**The problem**
Each line of the records needs to be written out exactly, with any image left out.

[Stored data]
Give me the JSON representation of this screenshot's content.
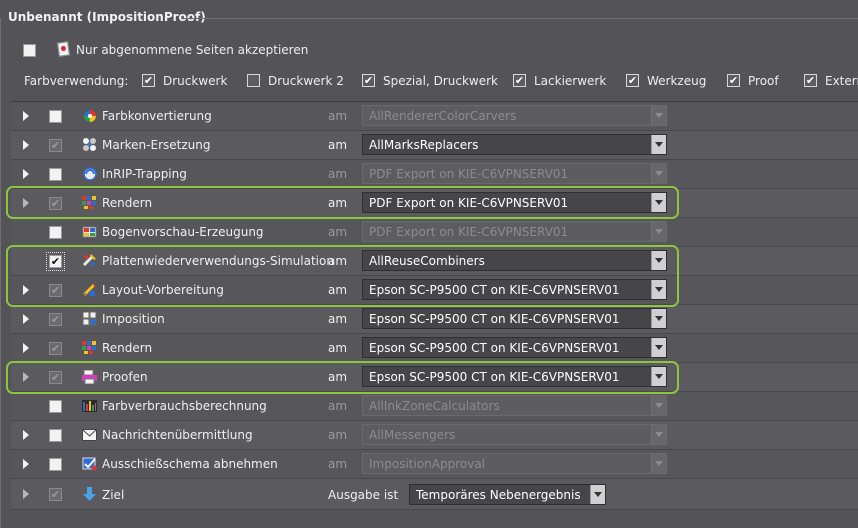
{
  "panel": {
    "title": "Unbenannt (ImpositionProof)"
  },
  "accept": {
    "label": "Nur abgenommene Seiten akzeptieren",
    "checked": false
  },
  "color_usage": {
    "label": "Farbverwendung:",
    "items": [
      {
        "label": "Druckwerk",
        "checked": true
      },
      {
        "label": "Druckwerk 2",
        "checked": false
      },
      {
        "label": "Spezial, Druckwerk",
        "checked": true
      },
      {
        "label": "Lackierwerk",
        "checked": true
      },
      {
        "label": "Werkzeug",
        "checked": true
      },
      {
        "label": "Proof",
        "checked": true
      },
      {
        "label": "Externe",
        "checked": true
      }
    ]
  },
  "rows": [
    {
      "name": "Farbkonvertierung",
      "icon": "color-wheel-icon",
      "checked": false,
      "am": "am",
      "value": "AllRendererColorCarvers",
      "active": false
    },
    {
      "name": "Marken-Ersetzung",
      "icon": "marks-icon",
      "checked": true,
      "am": "am",
      "value": "AllMarksReplacers",
      "active": true
    },
    {
      "name": "InRIP-Trapping",
      "icon": "trapping-icon",
      "checked": false,
      "am": "am",
      "value": "PDF Export on KIE-C6VPNSERV01",
      "active": false
    },
    {
      "name": "Rendern",
      "icon": "render-icon",
      "checked": true,
      "am": "am",
      "value": "PDF Export on KIE-C6VPNSERV01",
      "active": true
    },
    {
      "name": "Bogenvorschau-Erzeugung",
      "icon": "sheet-preview-icon",
      "checked": false,
      "am": "am",
      "value": "PDF Export on KIE-C6VPNSERV01",
      "active": false
    },
    {
      "name": "Plattenwiederverwendungs-Simulation",
      "icon": "plate-reuse-icon",
      "checked": true,
      "am": "am",
      "value": "AllReuseCombiners",
      "active": true
    },
    {
      "name": "Layout-Vorbereitung",
      "icon": "layout-prep-icon",
      "checked": true,
      "am": "am",
      "value": "Epson SC-P9500 CT on KIE-C6VPNSERV01",
      "active": true
    },
    {
      "name": "Imposition",
      "icon": "imposition-icon",
      "checked": true,
      "am": "am",
      "value": "Epson SC-P9500 CT on KIE-C6VPNSERV01",
      "active": true
    },
    {
      "name": "Rendern",
      "icon": "render-icon",
      "checked": true,
      "am": "am",
      "value": "Epson SC-P9500 CT on KIE-C6VPNSERV01",
      "active": true
    },
    {
      "name": "Proofen",
      "icon": "proof-icon",
      "checked": true,
      "am": "am",
      "value": "Epson SC-P9500 CT on KIE-C6VPNSERV01",
      "active": true
    },
    {
      "name": "Farbverbrauchsberechnung",
      "icon": "ink-calc-icon",
      "checked": false,
      "am": "am",
      "value": "AllInkZoneCalculators",
      "active": false
    },
    {
      "name": "Nachrichtenübermittlung",
      "icon": "message-icon",
      "checked": false,
      "am": "am",
      "value": "AllMessengers",
      "active": false
    },
    {
      "name": "Ausschießschema abnehmen",
      "icon": "approval-icon",
      "checked": false,
      "am": "am",
      "value": "ImpositionApproval",
      "active": false
    }
  ],
  "target": {
    "name": "Ziel",
    "icon": "down-arrow-icon",
    "checked": true,
    "label": "Ausgabe ist",
    "value": "Temporäres Nebenergebnis"
  }
}
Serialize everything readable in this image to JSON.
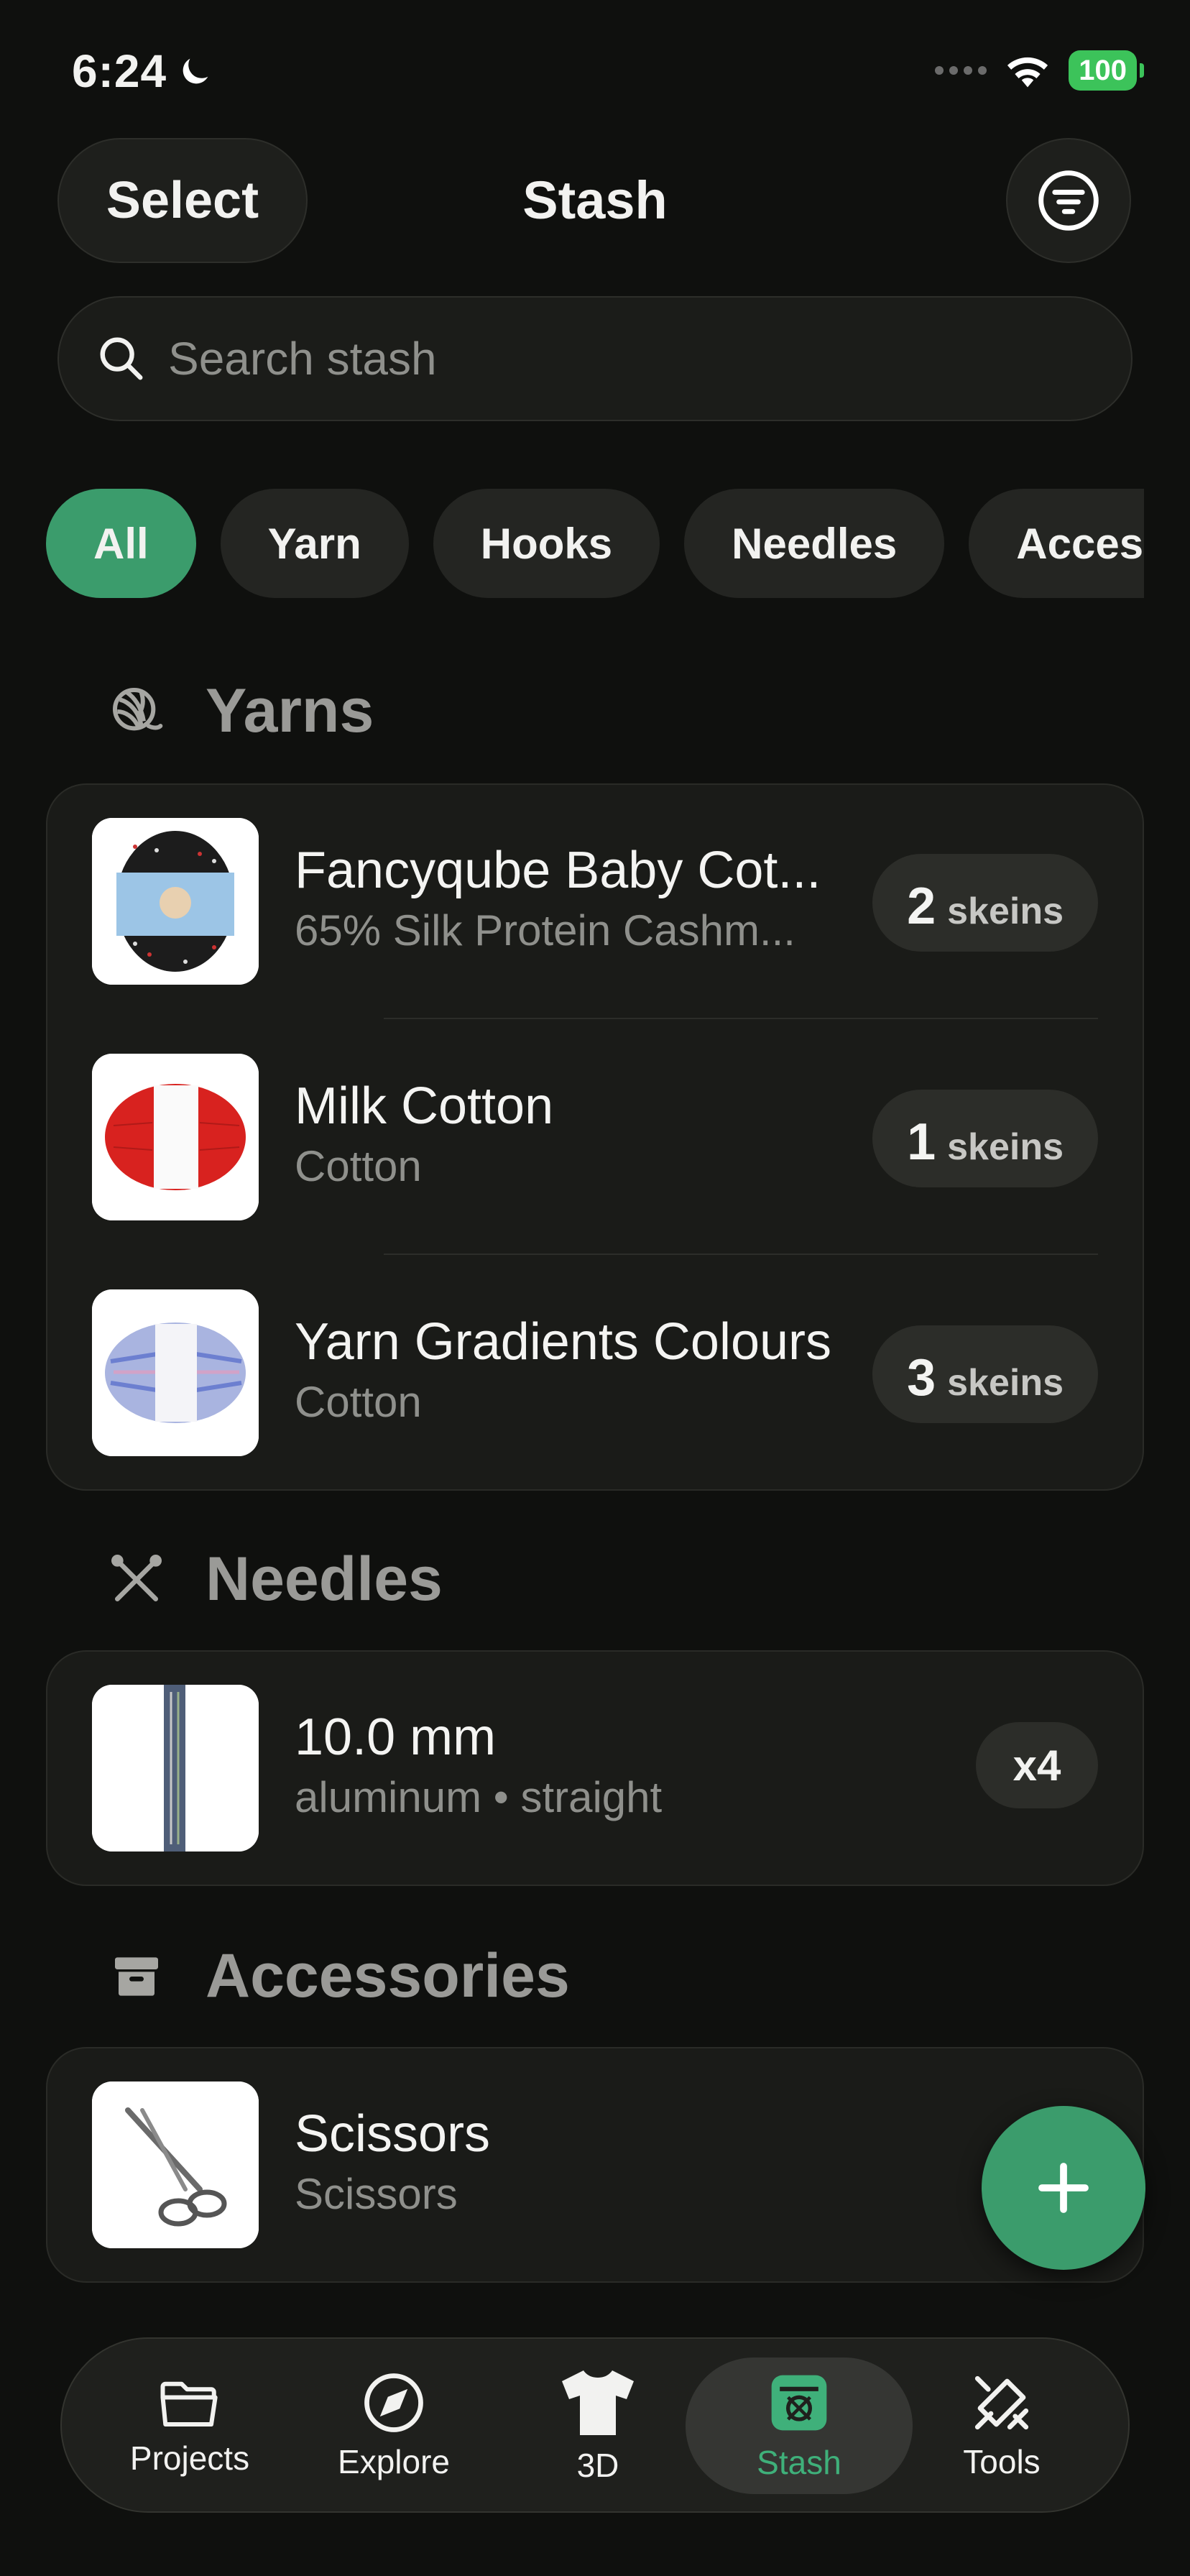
{
  "status_bar": {
    "time": "6:24",
    "battery": "100"
  },
  "header": {
    "select_label": "Select",
    "title": "Stash"
  },
  "search": {
    "placeholder": "Search stash"
  },
  "filters": [
    "All",
    "Yarn",
    "Hooks",
    "Needles",
    "Access"
  ],
  "sections": {
    "yarns": {
      "title": "Yarns",
      "items": [
        {
          "name": "Fancyqube Baby Cot...",
          "subtitle": "65% Silk Protein Cashm...",
          "count": "2",
          "unit": "skeins"
        },
        {
          "name": "Milk Cotton",
          "subtitle": "Cotton",
          "count": "1",
          "unit": "skeins"
        },
        {
          "name": "Yarn Gradients Colours",
          "subtitle": "Cotton",
          "count": "3",
          "unit": "skeins"
        }
      ]
    },
    "needles": {
      "title": "Needles",
      "items": [
        {
          "name": "10.0 mm",
          "subtitle": "aluminum • straight",
          "count": "x4"
        }
      ]
    },
    "accessories": {
      "title": "Accessories",
      "items": [
        {
          "name": "Scissors",
          "subtitle": "Scissors"
        }
      ]
    }
  },
  "tab_bar": {
    "tabs": [
      {
        "label": "Projects",
        "icon": "folder-icon"
      },
      {
        "label": "Explore",
        "icon": "compass-icon"
      },
      {
        "label": "3D",
        "icon": "tshirt-icon"
      },
      {
        "label": "Stash",
        "icon": "stash-basket-icon",
        "active": true
      },
      {
        "label": "Tools",
        "icon": "tools-icon"
      }
    ]
  },
  "colors": {
    "accent": "#3b9c6c",
    "background": "#0f100e",
    "card": "#1a1b18"
  }
}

**Response to this exercise**
Give me the JSON representation of this screenshot's content.
{
  "panel": {
    "title": "Unbenannt (ImpositionProof)"
  },
  "accept": {
    "label": "Nur abgenommene Seiten akzeptieren",
    "checked": false
  },
  "color_usage": {
    "label": "Farbverwendung:",
    "items": [
      {
        "label": "Druckwerk",
        "checked": true
      },
      {
        "label": "Druckwerk 2",
        "checked": false
      },
      {
        "label": "Spezial, Druckwerk",
        "checked": true
      },
      {
        "label": "Lackierwerk",
        "checked": true
      },
      {
        "label": "Werkzeug",
        "checked": true
      },
      {
        "label": "Proof",
        "checked": true
      },
      {
        "label": "Externe",
        "checked": true
      }
    ]
  },
  "rows": [
    {
      "name": "Farbkonvertierung",
      "icon": "color-wheel-icon",
      "checked": false,
      "am": "am",
      "value": "AllRendererColorCarvers",
      "active": false
    },
    {
      "name": "Marken-Ersetzung",
      "icon": "marks-icon",
      "checked": true,
      "am": "am",
      "value": "AllMarksReplacers",
      "active": true
    },
    {
      "name": "InRIP-Trapping",
      "icon": "trapping-icon",
      "checked": false,
      "am": "am",
      "value": "PDF Export on KIE-C6VPNSERV01",
      "active": false
    },
    {
      "name": "Rendern",
      "icon": "render-icon",
      "checked": true,
      "am": "am",
      "value": "PDF Export on KIE-C6VPNSERV01",
      "active": true
    },
    {
      "name": "Bogenvorschau-Erzeugung",
      "icon": "sheet-preview-icon",
      "checked": false,
      "am": "am",
      "value": "PDF Export on KIE-C6VPNSERV01",
      "active": false
    },
    {
      "name": "Plattenwiederverwendungs-Simulation",
      "icon": "plate-reuse-icon",
      "checked": true,
      "am": "am",
      "value": "AllReuseCombiners",
      "active": true
    },
    {
      "name": "Layout-Vorbereitung",
      "icon": "layout-prep-icon",
      "checked": true,
      "am": "am",
      "value": "Epson SC-P9500 CT on KIE-C6VPNSERV01",
      "active": true
    },
    {
      "name": "Imposition",
      "icon": "imposition-icon",
      "checked": true,
      "am": "am",
      "value": "Epson SC-P9500 CT on KIE-C6VPNSERV01",
      "active": true
    },
    {
      "name": "Rendern",
      "icon": "render-icon",
      "checked": true,
      "am": "am",
      "value": "Epson SC-P9500 CT on KIE-C6VPNSERV01",
      "active": true
    },
    {
      "name": "Proofen",
      "icon": "proof-icon",
      "checked": true,
      "am": "am",
      "value": "Epson SC-P9500 CT on KIE-C6VPNSERV01",
      "active": true
    },
    {
      "name": "Farbverbrauchsberechnung",
      "icon": "ink-calc-icon",
      "checked": false,
      "am": "am",
      "value": "AllInkZoneCalculators",
      "active": false
    },
    {
      "name": "Nachrichtenübermittlung",
      "icon": "message-icon",
      "checked": false,
      "am": "am",
      "value": "AllMessengers",
      "active": false
    },
    {
      "name": "Ausschießschema abnehmen",
      "icon": "approval-icon",
      "checked": false,
      "am": "am",
      "value": "ImpositionApproval",
      "active": false
    }
  ],
  "target": {
    "name": "Ziel",
    "icon": "down-arrow-icon",
    "checked": true,
    "label": "Ausgabe ist",
    "value": "Temporäres Nebenergebnis"
  }
}
Serialize everything readable in this image to JSON.
{
  "status_bar": {
    "time": "6:24",
    "battery": "100"
  },
  "header": {
    "select_label": "Select",
    "title": "Stash"
  },
  "search": {
    "placeholder": "Search stash"
  },
  "filters": [
    "All",
    "Yarn",
    "Hooks",
    "Needles",
    "Access"
  ],
  "sections": {
    "yarns": {
      "title": "Yarns",
      "items": [
        {
          "name": "Fancyqube Baby Cot...",
          "subtitle": "65% Silk Protein Cashm...",
          "count": "2",
          "unit": "skeins"
        },
        {
          "name": "Milk Cotton",
          "subtitle": "Cotton",
          "count": "1",
          "unit": "skeins"
        },
        {
          "name": "Yarn Gradients Colours",
          "subtitle": "Cotton",
          "count": "3",
          "unit": "skeins"
        }
      ]
    },
    "needles": {
      "title": "Needles",
      "items": [
        {
          "name": "10.0 mm",
          "subtitle": "aluminum • straight",
          "count": "x4"
        }
      ]
    },
    "accessories": {
      "title": "Accessories",
      "items": [
        {
          "name": "Scissors",
          "subtitle": "Scissors"
        }
      ]
    }
  },
  "tab_bar": {
    "tabs": [
      {
        "label": "Projects",
        "icon": "folder-icon"
      },
      {
        "label": "Explore",
        "icon": "compass-icon"
      },
      {
        "label": "3D",
        "icon": "tshirt-icon"
      },
      {
        "label": "Stash",
        "icon": "stash-basket-icon",
        "active": true
      },
      {
        "label": "Tools",
        "icon": "tools-icon"
      }
    ]
  },
  "colors": {
    "accent": "#3b9c6c",
    "background": "#0f100e",
    "card": "#1a1b18"
  }
}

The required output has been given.